Start of SOURCE DATA

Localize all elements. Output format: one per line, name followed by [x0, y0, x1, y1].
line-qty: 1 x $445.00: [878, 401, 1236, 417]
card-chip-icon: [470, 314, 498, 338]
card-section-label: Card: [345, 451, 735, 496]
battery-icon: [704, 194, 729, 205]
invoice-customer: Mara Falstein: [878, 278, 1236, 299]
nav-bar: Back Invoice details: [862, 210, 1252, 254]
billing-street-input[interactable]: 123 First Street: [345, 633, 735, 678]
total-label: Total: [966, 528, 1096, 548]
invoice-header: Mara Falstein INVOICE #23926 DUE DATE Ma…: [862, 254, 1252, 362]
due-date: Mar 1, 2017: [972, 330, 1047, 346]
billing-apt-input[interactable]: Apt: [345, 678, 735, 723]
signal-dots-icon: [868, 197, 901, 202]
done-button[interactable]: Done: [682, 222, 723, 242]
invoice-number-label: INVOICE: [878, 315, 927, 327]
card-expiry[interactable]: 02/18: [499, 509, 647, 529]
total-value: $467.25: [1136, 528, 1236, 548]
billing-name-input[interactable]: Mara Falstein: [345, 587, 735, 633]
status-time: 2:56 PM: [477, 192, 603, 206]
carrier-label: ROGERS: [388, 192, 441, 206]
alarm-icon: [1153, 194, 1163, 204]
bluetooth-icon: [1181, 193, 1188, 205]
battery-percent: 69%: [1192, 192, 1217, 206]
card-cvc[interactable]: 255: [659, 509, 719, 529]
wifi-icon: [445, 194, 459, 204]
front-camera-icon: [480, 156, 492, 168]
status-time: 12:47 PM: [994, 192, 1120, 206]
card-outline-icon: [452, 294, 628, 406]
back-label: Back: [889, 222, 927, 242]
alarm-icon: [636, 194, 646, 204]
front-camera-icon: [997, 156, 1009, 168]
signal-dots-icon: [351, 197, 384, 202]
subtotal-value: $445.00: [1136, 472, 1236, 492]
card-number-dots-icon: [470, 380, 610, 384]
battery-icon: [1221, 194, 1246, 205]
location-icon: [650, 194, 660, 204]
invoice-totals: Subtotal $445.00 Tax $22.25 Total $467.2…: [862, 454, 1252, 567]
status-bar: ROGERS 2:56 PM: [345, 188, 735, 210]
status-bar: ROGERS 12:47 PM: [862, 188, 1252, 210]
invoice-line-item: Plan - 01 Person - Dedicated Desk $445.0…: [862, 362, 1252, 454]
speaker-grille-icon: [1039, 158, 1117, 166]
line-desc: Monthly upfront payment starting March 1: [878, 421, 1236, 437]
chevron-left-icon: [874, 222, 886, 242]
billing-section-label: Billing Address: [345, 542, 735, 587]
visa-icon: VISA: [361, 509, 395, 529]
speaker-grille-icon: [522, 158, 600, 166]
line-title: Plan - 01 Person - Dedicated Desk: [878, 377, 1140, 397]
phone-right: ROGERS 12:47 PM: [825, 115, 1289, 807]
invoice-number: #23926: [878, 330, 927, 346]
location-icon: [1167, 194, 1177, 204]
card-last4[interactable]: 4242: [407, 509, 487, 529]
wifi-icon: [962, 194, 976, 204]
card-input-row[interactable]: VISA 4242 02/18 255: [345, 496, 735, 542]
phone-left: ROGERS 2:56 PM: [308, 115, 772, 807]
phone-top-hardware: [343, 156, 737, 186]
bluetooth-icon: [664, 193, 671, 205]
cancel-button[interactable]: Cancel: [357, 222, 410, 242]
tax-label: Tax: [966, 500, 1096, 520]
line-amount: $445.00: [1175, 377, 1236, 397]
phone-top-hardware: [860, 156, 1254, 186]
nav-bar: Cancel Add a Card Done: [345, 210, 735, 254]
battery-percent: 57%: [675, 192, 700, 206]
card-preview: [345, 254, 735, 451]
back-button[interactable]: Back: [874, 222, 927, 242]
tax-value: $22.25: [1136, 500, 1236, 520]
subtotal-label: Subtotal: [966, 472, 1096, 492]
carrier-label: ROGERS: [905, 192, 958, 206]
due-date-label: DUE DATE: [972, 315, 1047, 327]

End of SOURCE DATA

TASK DETAILS:
Reproduce the part of the items that opens with the first line and closes with the line containing "invoice-customer: Mara Falstein: [878, 278, 1236, 299]", swapping "card-chip-icon" for "card-chip-graphic" and leaving everything else unchanged.

EXERCISE OUTPUT:
Localize all elements. Output format: one per line, name followed by [x0, y0, x1, y1].
line-qty: 1 x $445.00: [878, 401, 1236, 417]
card-chip-graphic: [470, 314, 498, 338]
card-section-label: Card: [345, 451, 735, 496]
battery-icon: [704, 194, 729, 205]
invoice-customer: Mara Falstein: [878, 278, 1236, 299]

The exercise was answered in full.